— begin —

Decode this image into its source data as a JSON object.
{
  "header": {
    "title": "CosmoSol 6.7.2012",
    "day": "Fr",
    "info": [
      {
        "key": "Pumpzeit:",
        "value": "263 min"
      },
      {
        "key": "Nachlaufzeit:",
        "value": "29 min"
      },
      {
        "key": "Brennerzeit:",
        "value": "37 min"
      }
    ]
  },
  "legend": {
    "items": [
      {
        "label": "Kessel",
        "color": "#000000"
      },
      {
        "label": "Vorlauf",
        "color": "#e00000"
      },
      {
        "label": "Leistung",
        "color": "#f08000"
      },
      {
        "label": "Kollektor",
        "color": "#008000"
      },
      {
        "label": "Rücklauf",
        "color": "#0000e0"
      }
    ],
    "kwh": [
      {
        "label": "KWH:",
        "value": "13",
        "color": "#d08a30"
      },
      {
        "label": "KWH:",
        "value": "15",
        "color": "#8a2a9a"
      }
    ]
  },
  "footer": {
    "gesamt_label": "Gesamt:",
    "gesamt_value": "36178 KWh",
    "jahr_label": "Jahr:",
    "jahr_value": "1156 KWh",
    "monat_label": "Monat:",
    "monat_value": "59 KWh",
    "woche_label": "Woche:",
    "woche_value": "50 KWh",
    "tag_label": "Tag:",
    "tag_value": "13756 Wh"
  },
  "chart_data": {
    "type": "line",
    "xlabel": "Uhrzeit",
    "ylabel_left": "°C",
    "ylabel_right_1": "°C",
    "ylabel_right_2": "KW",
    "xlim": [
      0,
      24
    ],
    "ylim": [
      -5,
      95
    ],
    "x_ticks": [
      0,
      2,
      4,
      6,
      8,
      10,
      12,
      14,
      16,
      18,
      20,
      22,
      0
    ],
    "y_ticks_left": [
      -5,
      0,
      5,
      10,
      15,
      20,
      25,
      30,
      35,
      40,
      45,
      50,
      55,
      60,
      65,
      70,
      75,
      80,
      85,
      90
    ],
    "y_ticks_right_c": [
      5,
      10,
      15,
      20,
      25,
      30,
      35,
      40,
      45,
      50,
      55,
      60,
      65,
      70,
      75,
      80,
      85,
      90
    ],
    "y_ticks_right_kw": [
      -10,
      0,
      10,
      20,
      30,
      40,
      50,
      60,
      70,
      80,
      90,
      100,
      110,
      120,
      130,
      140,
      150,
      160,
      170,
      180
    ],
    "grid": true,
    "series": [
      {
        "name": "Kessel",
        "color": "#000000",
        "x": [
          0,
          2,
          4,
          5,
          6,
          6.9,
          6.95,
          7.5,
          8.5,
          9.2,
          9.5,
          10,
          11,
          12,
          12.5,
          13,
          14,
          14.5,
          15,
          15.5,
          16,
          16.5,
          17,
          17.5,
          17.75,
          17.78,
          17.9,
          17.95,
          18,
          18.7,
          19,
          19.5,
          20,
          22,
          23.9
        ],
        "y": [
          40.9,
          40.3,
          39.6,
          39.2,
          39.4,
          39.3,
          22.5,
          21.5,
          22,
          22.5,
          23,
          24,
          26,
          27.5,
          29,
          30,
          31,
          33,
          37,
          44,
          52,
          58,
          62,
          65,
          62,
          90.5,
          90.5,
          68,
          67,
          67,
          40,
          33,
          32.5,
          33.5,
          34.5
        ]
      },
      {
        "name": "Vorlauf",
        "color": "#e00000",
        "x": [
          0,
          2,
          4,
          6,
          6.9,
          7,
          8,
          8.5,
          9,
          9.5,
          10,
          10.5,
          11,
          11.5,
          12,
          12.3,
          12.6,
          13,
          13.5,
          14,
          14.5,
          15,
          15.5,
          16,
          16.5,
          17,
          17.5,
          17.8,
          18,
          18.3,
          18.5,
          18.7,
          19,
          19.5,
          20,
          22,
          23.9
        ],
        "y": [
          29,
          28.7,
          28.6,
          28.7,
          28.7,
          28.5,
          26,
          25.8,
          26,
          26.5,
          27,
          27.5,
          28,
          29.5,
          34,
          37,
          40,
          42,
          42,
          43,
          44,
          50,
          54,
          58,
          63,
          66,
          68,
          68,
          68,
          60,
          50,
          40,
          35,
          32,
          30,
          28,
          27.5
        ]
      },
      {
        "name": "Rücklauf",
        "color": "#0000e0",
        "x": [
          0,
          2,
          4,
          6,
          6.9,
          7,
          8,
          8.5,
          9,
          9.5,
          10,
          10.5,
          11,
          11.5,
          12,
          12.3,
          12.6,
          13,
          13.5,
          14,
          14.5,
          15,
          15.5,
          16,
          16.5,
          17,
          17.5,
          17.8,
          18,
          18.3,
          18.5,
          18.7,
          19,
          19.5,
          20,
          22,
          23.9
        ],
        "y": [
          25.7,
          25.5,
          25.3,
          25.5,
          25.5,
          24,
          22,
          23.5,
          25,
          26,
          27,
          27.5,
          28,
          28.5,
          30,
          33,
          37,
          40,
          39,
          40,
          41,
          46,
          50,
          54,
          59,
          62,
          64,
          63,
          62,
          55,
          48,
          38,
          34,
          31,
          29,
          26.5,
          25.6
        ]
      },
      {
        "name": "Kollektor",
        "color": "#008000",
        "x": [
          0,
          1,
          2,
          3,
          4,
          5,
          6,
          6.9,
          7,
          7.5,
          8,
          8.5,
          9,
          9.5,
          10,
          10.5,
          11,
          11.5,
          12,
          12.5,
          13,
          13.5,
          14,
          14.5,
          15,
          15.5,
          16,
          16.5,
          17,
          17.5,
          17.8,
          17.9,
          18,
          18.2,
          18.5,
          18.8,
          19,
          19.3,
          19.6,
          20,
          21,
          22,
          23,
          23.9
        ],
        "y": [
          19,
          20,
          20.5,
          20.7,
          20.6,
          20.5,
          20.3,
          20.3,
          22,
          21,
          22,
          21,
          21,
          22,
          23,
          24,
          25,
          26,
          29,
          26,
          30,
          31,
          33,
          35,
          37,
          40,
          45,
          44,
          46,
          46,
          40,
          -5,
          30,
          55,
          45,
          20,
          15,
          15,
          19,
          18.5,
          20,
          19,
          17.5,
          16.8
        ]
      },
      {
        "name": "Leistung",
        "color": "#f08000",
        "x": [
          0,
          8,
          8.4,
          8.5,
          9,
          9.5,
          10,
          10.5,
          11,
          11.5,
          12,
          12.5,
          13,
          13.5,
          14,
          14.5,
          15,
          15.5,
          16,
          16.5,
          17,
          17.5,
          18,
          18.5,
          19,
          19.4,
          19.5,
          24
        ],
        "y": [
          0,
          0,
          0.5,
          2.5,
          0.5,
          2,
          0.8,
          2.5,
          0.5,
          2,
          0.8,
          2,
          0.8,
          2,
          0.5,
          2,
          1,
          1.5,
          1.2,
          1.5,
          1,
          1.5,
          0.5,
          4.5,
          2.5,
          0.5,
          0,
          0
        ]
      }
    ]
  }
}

— end —

### TASK DESCRIPTION
Print all of the entries exactly as they are written.

### EXPECTED OUTPUT
Decode this image into its source data as a JSON object.
{
  "header": {
    "title": "CosmoSol 6.7.2012",
    "day": "Fr",
    "info": [
      {
        "key": "Pumpzeit:",
        "value": "263 min"
      },
      {
        "key": "Nachlaufzeit:",
        "value": "29 min"
      },
      {
        "key": "Brennerzeit:",
        "value": "37 min"
      }
    ]
  },
  "legend": {
    "items": [
      {
        "label": "Kessel",
        "color": "#000000"
      },
      {
        "label": "Vorlauf",
        "color": "#e00000"
      },
      {
        "label": "Leistung",
        "color": "#f08000"
      },
      {
        "label": "Kollektor",
        "color": "#008000"
      },
      {
        "label": "Rücklauf",
        "color": "#0000e0"
      }
    ],
    "kwh": [
      {
        "label": "KWH:",
        "value": "13",
        "color": "#d08a30"
      },
      {
        "label": "KWH:",
        "value": "15",
        "color": "#8a2a9a"
      }
    ]
  },
  "footer": {
    "gesamt_label": "Gesamt:",
    "gesamt_value": "36178 KWh",
    "jahr_label": "Jahr:",
    "jahr_value": "1156 KWh",
    "monat_label": "Monat:",
    "monat_value": "59 KWh",
    "woche_label": "Woche:",
    "woche_value": "50 KWh",
    "tag_label": "Tag:",
    "tag_value": "13756 Wh"
  },
  "chart_data": {
    "type": "line",
    "xlabel": "Uhrzeit",
    "ylabel_left": "°C",
    "ylabel_right_1": "°C",
    "ylabel_right_2": "KW",
    "xlim": [
      0,
      24
    ],
    "ylim": [
      -5,
      95
    ],
    "x_ticks": [
      0,
      2,
      4,
      6,
      8,
      10,
      12,
      14,
      16,
      18,
      20,
      22,
      0
    ],
    "y_ticks_left": [
      -5,
      0,
      5,
      10,
      15,
      20,
      25,
      30,
      35,
      40,
      45,
      50,
      55,
      60,
      65,
      70,
      75,
      80,
      85,
      90
    ],
    "y_ticks_right_c": [
      5,
      10,
      15,
      20,
      25,
      30,
      35,
      40,
      45,
      50,
      55,
      60,
      65,
      70,
      75,
      80,
      85,
      90
    ],
    "y_ticks_right_kw": [
      -10,
      0,
      10,
      20,
      30,
      40,
      50,
      60,
      70,
      80,
      90,
      100,
      110,
      120,
      130,
      140,
      150,
      160,
      170,
      180
    ],
    "grid": true,
    "series": [
      {
        "name": "Kessel",
        "color": "#000000",
        "x": [
          0,
          2,
          4,
          5,
          6,
          6.9,
          6.95,
          7.5,
          8.5,
          9.2,
          9.5,
          10,
          11,
          12,
          12.5,
          13,
          14,
          14.5,
          15,
          15.5,
          16,
          16.5,
          17,
          17.5,
          17.75,
          17.78,
          17.9,
          17.95,
          18,
          18.7,
          19,
          19.5,
          20,
          22,
          23.9
        ],
        "y": [
          40.9,
          40.3,
          39.6,
          39.2,
          39.4,
          39.3,
          22.5,
          21.5,
          22,
          22.5,
          23,
          24,
          26,
          27.5,
          29,
          30,
          31,
          33,
          37,
          44,
          52,
          58,
          62,
          65,
          62,
          90.5,
          90.5,
          68,
          67,
          67,
          40,
          33,
          32.5,
          33.5,
          34.5
        ]
      },
      {
        "name": "Vorlauf",
        "color": "#e00000",
        "x": [
          0,
          2,
          4,
          6,
          6.9,
          7,
          8,
          8.5,
          9,
          9.5,
          10,
          10.5,
          11,
          11.5,
          12,
          12.3,
          12.6,
          13,
          13.5,
          14,
          14.5,
          15,
          15.5,
          16,
          16.5,
          17,
          17.5,
          17.8,
          18,
          18.3,
          18.5,
          18.7,
          19,
          19.5,
          20,
          22,
          23.9
        ],
        "y": [
          29,
          28.7,
          28.6,
          28.7,
          28.7,
          28.5,
          26,
          25.8,
          26,
          26.5,
          27,
          27.5,
          28,
          29.5,
          34,
          37,
          40,
          42,
          42,
          43,
          44,
          50,
          54,
          58,
          63,
          66,
          68,
          68,
          68,
          60,
          50,
          40,
          35,
          32,
          30,
          28,
          27.5
        ]
      },
      {
        "name": "Rücklauf",
        "color": "#0000e0",
        "x": [
          0,
          2,
          4,
          6,
          6.9,
          7,
          8,
          8.5,
          9,
          9.5,
          10,
          10.5,
          11,
          11.5,
          12,
          12.3,
          12.6,
          13,
          13.5,
          14,
          14.5,
          15,
          15.5,
          16,
          16.5,
          17,
          17.5,
          17.8,
          18,
          18.3,
          18.5,
          18.7,
          19,
          19.5,
          20,
          22,
          23.9
        ],
        "y": [
          25.7,
          25.5,
          25.3,
          25.5,
          25.5,
          24,
          22,
          23.5,
          25,
          26,
          27,
          27.5,
          28,
          28.5,
          30,
          33,
          37,
          40,
          39,
          40,
          41,
          46,
          50,
          54,
          59,
          62,
          64,
          63,
          62,
          55,
          48,
          38,
          34,
          31,
          29,
          26.5,
          25.6
        ]
      },
      {
        "name": "Kollektor",
        "color": "#008000",
        "x": [
          0,
          1,
          2,
          3,
          4,
          5,
          6,
          6.9,
          7,
          7.5,
          8,
          8.5,
          9,
          9.5,
          10,
          10.5,
          11,
          11.5,
          12,
          12.5,
          13,
          13.5,
          14,
          14.5,
          15,
          15.5,
          16,
          16.5,
          17,
          17.5,
          17.8,
          17.9,
          18,
          18.2,
          18.5,
          18.8,
          19,
          19.3,
          19.6,
          20,
          21,
          22,
          23,
          23.9
        ],
        "y": [
          19,
          20,
          20.5,
          20.7,
          20.6,
          20.5,
          20.3,
          20.3,
          22,
          21,
          22,
          21,
          21,
          22,
          23,
          24,
          25,
          26,
          29,
          26,
          30,
          31,
          33,
          35,
          37,
          40,
          45,
          44,
          46,
          46,
          40,
          -5,
          30,
          55,
          45,
          20,
          15,
          15,
          19,
          18.5,
          20,
          19,
          17.5,
          16.8
        ]
      },
      {
        "name": "Leistung",
        "color": "#f08000",
        "x": [
          0,
          8,
          8.4,
          8.5,
          9,
          9.5,
          10,
          10.5,
          11,
          11.5,
          12,
          12.5,
          13,
          13.5,
          14,
          14.5,
          15,
          15.5,
          16,
          16.5,
          17,
          17.5,
          18,
          18.5,
          19,
          19.4,
          19.5,
          24
        ],
        "y": [
          0,
          0,
          0.5,
          2.5,
          0.5,
          2,
          0.8,
          2.5,
          0.5,
          2,
          0.8,
          2,
          0.8,
          2,
          0.5,
          2,
          1,
          1.5,
          1.2,
          1.5,
          1,
          1.5,
          0.5,
          4.5,
          2.5,
          0.5,
          0,
          0
        ]
      }
    ]
  }
}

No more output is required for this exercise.